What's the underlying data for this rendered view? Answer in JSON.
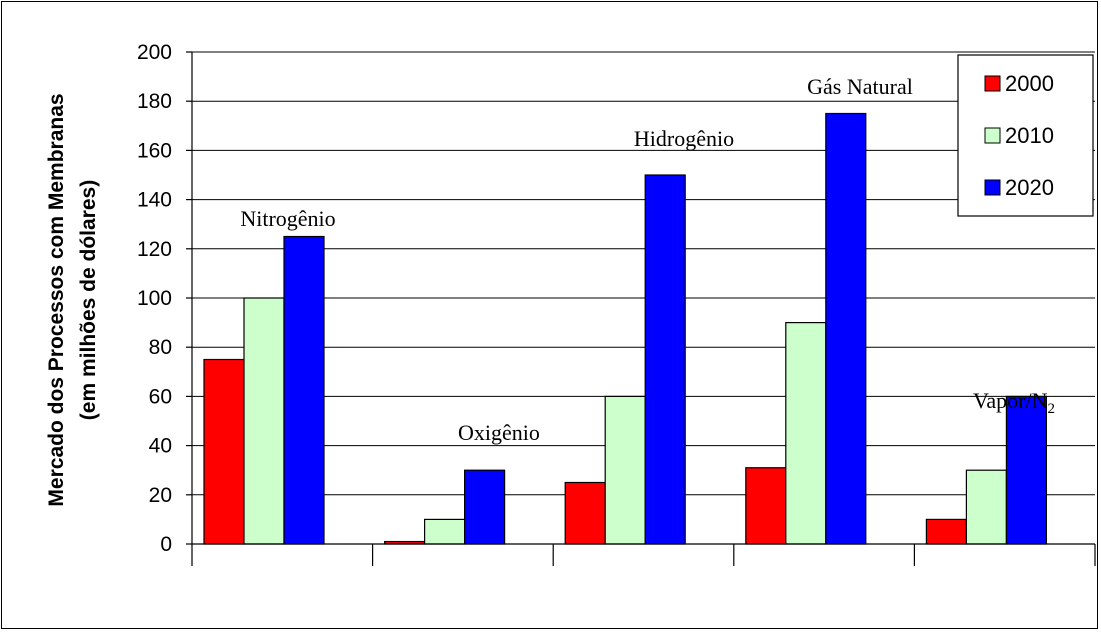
{
  "chart_data": {
    "type": "bar",
    "categories": [
      "Nitrogênio",
      "Oxigênio",
      "Hidrogênio",
      "Gás Natural",
      "Vapor/N2"
    ],
    "category_labels": [
      {
        "text": "Nitrogênio"
      },
      {
        "text": "Oxigênio"
      },
      {
        "text": "Hidrogênio"
      },
      {
        "text": "Gás Natural"
      },
      {
        "text": "Vapor/N",
        "sub": "2"
      }
    ],
    "series": [
      {
        "name": "2000",
        "color": "#ff0000",
        "values": [
          75,
          1,
          25,
          31,
          10
        ]
      },
      {
        "name": "2010",
        "color": "#ccffcc",
        "values": [
          100,
          10,
          60,
          90,
          30
        ]
      },
      {
        "name": "2020",
        "color": "#0000ff",
        "values": [
          125,
          30,
          150,
          175,
          60
        ]
      }
    ],
    "ylim": [
      0,
      200
    ],
    "yticks": [
      "0",
      "20",
      "40",
      "60",
      "80",
      "100",
      "120",
      "140",
      "160",
      "180",
      "200"
    ],
    "ylabel_line1": "Mercado dos Processos com Membranas",
    "ylabel_line2": "(em milhões de dólares)",
    "grid": true,
    "legend_position": "top-right"
  }
}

Work to be completed
Repeat the records above exactly, leaving out any pictures they contain.

Written reply
What's the underlying data for this rendered view? Answer in JSON.
{
  "chart_data": {
    "type": "bar",
    "categories": [
      "Nitrogênio",
      "Oxigênio",
      "Hidrogênio",
      "Gás Natural",
      "Vapor/N2"
    ],
    "category_labels": [
      {
        "text": "Nitrogênio"
      },
      {
        "text": "Oxigênio"
      },
      {
        "text": "Hidrogênio"
      },
      {
        "text": "Gás Natural"
      },
      {
        "text": "Vapor/N",
        "sub": "2"
      }
    ],
    "series": [
      {
        "name": "2000",
        "color": "#ff0000",
        "values": [
          75,
          1,
          25,
          31,
          10
        ]
      },
      {
        "name": "2010",
        "color": "#ccffcc",
        "values": [
          100,
          10,
          60,
          90,
          30
        ]
      },
      {
        "name": "2020",
        "color": "#0000ff",
        "values": [
          125,
          30,
          150,
          175,
          60
        ]
      }
    ],
    "ylim": [
      0,
      200
    ],
    "yticks": [
      "0",
      "20",
      "40",
      "60",
      "80",
      "100",
      "120",
      "140",
      "160",
      "180",
      "200"
    ],
    "ylabel_line1": "Mercado dos Processos com Membranas",
    "ylabel_line2": "(em milhões de dólares)",
    "grid": true,
    "legend_position": "top-right"
  }
}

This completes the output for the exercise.